#### What this task involves
Write every entry out again exactly, please, and skip the pictures.

Extracted data entries
——————————

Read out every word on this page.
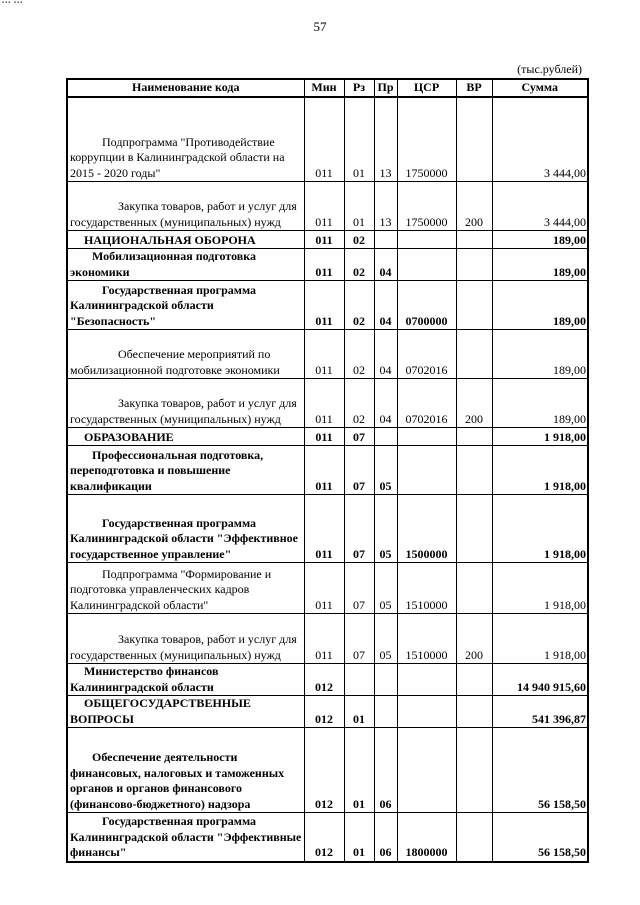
▪▪▪ ▪▪▪
57
(тыс.рублей)
Наименование кода	Мин	Рз	Пр	ЦСР	ВР	Сумма
Подпрограмма "Противодействие коррупции в Калининградской области на 2015 - 2020 годы"	011	01	13	1750000		3 444,00
Закупка товаров, работ и услуг для государственных (муниципальных) нужд	011	01	13	1750000	200	3 444,00
НАЦИОНАЛЬНАЯ ОБОРОНА	011	02				189,00
Мобилизационная подготовка экономики	011	02	04			189,00
Государственная программа Калининградской области "Безопасность"	011	02	04	0700000		189,00
Обеспечение мероприятий по мобилизационной подготовке экономики	011	02	04	0702016		189,00
Закупка товаров, работ и услуг для государственных (муниципальных) нужд	011	02	04	0702016	200	189,00
ОБРАЗОВАНИЕ	011	07				1 918,00
Профессиональная подготовка, переподготовка и повышение квалификации	011	07	05			1 918,00
Государственная программа Калининградской области "Эффективное государственное управление"	011	07	05	1500000		1 918,00
Подпрограмма "Формирование и подготовка управленческих кадров Калининградской области"	011	07	05	1510000		1 918,00
Закупка товаров, работ и услуг для государственных (муниципальных) нужд	011	07	05	1510000	200	1 918,00
Министерство финансов Калининградской области	012					14 940 915,60
ОБЩЕГОСУДАРСТВЕННЫЕ ВОПРОСЫ	012	01				541 396,87
Обеспечение деятельности финансовых, налоговых и таможенных органов и органов финансового (финансово-бюджетного) надзора	012	01	06			56 158,50
Государственная программа Калининградской области "Эффективные финансы"	012	01	06	1800000		56 158,50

——————————

#### Result of this exercise
Read out every word on this page.
▪▪▪ ▪▪▪
57
(тыс.рублей)
Наименование кода	Мин	Рз	Пр	ЦСР	ВР	Сумма
Подпрограмма "Противодействие коррупции в Калининградской области на 2015 - 2020 годы"	011	01	13	1750000		3 444,00
Закупка товаров, работ и услуг для государственных (муниципальных) нужд	011	01	13	1750000	200	3 444,00
НАЦИОНАЛЬНАЯ ОБОРОНА	011	02				189,00
Мобилизационная подготовка экономики	011	02	04			189,00
Государственная программа Калининградской области "Безопасность"	011	02	04	0700000		189,00
Обеспечение мероприятий по мобилизационной подготовке экономики	011	02	04	0702016		189,00
Закупка товаров, работ и услуг для государственных (муниципальных) нужд	011	02	04	0702016	200	189,00
ОБРАЗОВАНИЕ	011	07				1 918,00
Профессиональная подготовка, переподготовка и повышение квалификации	011	07	05			1 918,00
Государственная программа Калининградской области "Эффективное государственное управление"	011	07	05	1500000		1 918,00
Подпрограмма "Формирование и подготовка управленческих кадров Калининградской области"	011	07	05	1510000		1 918,00
Закупка товаров, работ и услуг для государственных (муниципальных) нужд	011	07	05	1510000	200	1 918,00
Министерство финансов Калининградской области	012					14 940 915,60
ОБЩЕГОСУДАРСТВЕННЫЕ ВОПРОСЫ	012	01				541 396,87
Обеспечение деятельности финансовых, налоговых и таможенных органов и органов финансового (финансово-бюджетного) надзора	012	01	06			56 158,50
Государственная программа Калининградской области "Эффективные финансы"	012	01	06	1800000		56 158,50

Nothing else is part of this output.